• EXERCISE DETAILS
Pull every line containing "разведки" out of the material below.

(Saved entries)
□ □ □ □ □ □ □

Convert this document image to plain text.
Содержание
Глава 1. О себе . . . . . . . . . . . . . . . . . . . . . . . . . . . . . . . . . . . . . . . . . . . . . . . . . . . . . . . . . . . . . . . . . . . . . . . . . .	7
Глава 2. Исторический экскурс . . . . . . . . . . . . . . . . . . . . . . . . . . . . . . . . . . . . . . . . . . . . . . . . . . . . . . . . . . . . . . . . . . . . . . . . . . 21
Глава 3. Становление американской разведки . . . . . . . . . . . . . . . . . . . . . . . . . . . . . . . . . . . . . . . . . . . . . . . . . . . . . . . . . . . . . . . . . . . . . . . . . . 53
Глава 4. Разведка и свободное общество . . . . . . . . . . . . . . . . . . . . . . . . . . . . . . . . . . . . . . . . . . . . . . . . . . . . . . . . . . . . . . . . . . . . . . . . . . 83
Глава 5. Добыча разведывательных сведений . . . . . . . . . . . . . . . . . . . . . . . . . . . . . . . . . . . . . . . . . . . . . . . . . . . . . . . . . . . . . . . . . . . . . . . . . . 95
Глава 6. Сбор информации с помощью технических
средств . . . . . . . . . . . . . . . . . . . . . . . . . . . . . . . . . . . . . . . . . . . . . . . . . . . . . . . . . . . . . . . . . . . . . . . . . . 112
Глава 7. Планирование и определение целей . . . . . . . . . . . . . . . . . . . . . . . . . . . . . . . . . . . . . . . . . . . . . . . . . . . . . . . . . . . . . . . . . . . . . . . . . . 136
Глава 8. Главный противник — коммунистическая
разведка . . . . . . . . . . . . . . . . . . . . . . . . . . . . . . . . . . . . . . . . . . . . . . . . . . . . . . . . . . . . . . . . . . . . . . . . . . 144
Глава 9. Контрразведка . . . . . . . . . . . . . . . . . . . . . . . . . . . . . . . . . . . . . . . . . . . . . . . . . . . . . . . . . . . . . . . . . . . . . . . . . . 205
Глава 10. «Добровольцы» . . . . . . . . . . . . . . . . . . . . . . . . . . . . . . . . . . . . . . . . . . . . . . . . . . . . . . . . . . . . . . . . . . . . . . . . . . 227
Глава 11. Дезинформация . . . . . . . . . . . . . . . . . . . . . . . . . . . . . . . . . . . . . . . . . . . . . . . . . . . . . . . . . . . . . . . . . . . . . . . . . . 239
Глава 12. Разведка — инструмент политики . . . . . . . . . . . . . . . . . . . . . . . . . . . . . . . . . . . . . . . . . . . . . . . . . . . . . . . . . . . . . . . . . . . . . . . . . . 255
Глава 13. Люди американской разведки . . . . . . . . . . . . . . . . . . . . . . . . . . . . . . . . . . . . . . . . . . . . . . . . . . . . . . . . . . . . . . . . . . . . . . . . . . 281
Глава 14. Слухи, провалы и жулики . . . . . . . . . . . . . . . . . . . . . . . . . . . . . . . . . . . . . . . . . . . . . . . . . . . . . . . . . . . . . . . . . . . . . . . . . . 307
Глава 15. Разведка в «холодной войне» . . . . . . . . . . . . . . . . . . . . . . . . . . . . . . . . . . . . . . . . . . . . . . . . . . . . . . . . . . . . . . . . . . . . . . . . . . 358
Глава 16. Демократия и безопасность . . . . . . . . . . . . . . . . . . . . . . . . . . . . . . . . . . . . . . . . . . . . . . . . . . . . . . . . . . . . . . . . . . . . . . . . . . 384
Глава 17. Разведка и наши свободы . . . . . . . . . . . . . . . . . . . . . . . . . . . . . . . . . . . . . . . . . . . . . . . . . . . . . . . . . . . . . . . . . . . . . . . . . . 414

□ □ □ □ □ □ □

• RESULT OF THIS EXERCISE
Глава 3. Становление американской разведки . . . . . . . . . . . . . . . . . . . . . . . . . . . . . . . . . . . . . . . . . . . . . . . . . . . . . . . . . . . . . . . . . . . . . . . . . . 53
Глава 13. Люди американской разведки . . . . . . . . . . . . . . . . . . . . . . . . . . . . . . . . . . . . . . . . . . . . . . . . . . . . . . . . . . . . . . . . . . . . . . . . . . 281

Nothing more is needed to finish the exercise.